ANWEISUNG — Wandle das folgende Material in eine JSON-Liste von Zeichenketten um, mit je einer Zeichenkette pro Zeile. Leerzeilen lässt du dabei weg.

Zeilen aus einem Datensatz:
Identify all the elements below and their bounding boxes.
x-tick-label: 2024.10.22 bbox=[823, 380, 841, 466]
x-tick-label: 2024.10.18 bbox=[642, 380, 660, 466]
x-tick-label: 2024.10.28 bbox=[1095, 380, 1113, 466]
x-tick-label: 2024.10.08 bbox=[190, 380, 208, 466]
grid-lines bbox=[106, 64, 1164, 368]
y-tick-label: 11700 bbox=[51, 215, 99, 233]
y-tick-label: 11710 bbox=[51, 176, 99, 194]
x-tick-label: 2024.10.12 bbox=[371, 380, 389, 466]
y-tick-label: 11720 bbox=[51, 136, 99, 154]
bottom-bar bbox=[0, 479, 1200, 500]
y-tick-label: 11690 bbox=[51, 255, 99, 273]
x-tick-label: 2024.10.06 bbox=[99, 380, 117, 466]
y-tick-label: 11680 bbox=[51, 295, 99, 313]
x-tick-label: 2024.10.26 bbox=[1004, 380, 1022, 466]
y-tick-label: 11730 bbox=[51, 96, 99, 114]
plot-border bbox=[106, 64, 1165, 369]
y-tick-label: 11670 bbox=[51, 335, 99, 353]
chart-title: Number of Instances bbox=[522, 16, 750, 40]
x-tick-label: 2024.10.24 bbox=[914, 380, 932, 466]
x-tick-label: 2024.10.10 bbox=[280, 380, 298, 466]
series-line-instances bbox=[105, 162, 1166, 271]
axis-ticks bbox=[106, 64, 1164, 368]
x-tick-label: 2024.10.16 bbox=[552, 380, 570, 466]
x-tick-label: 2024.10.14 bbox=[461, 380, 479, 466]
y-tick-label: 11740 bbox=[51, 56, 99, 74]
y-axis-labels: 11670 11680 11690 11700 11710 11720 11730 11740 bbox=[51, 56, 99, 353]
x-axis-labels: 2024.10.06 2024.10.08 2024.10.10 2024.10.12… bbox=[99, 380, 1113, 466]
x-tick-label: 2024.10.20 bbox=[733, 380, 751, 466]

VOLLSTÄNDIGE ANTWORT —
[
  "Identify all the elements below and their bounding boxes.",
  "x-tick-label: 2024.10.22 bbox=[823, 380, 841, 466]",
  "x-tick-label: 2024.10.18 bbox=[642, 380, 660, 466]",
  "x-tick-label: 2024.10.28 bbox=[1095, 380, 1113, 466]",
  "x-tick-label: 2024.10.08 bbox=[190, 380, 208, 466]",
  "grid-lines bbox=[106, 64, 1164, 368]",
  "y-tick-label: 11700 bbox=[51, 215, 99, 233]",
  "y-tick-label: 11710 bbox=[51, 176, 99, 194]",
  "x-tick-label: 2024.10.12 bbox=[371, 380, 389, 466]",
  "y-tick-label: 11720 bbox=[51, 136, 99, 154]",
  "bottom-bar bbox=[0, 479, 1200, 500]",
  "y-tick-label: 11690 bbox=[51, 255, 99, 273]",
  "x-tick-label: 2024.10.06 bbox=[99, 380, 117, 466]",
  "y-tick-label: 11680 bbox=[51, 295, 99, 313]",
  "x-tick-label: 2024.10.26 bbox=[1004, 380, 1022, 466]",
  "y-tick-label: 11730 bbox=[51, 96, 99, 114]",
  "plot-border bbox=[106, 64, 1165, 369]",
  "y-tick-label: 11670 bbox=[51, 335, 99, 353]",
  "chart-title: Number of Instances bbox=[522, 16, 750, 40]",
  "x-tick-label: 2024.10.24 bbox=[914, 380, 932, 466]",
  "x-tick-label: 2024.10.10 bbox=[280, 380, 298, 466]",
  "series-line-instances bbox=[105, 162, 1166, 271]",
  "axis-ticks bbox=[106, 64, 1164, 368]",
  "x-tick-label: 2024.10.16 bbox=[552, 380, 570, 466]",
  "x-tick-label: 2024.10.14 bbox=[461, 380, 479, 466]",
  "y-tick-label: 11740 bbox=[51, 56, 99, 74]",
  "y-axis-labels: 11670 11680 11690 11700 11710 11720 11730 11740 bbox=[51, 56, 99, 353]",
  "x-axis-labels: 2024.10.06 2024.10.08 2024.10.10 2024.10.12… bbox=[99, 380, 1113, 466]",
  "x-tick-label: 2024.10.20 bbox=[733, 380, 751, 466]"
]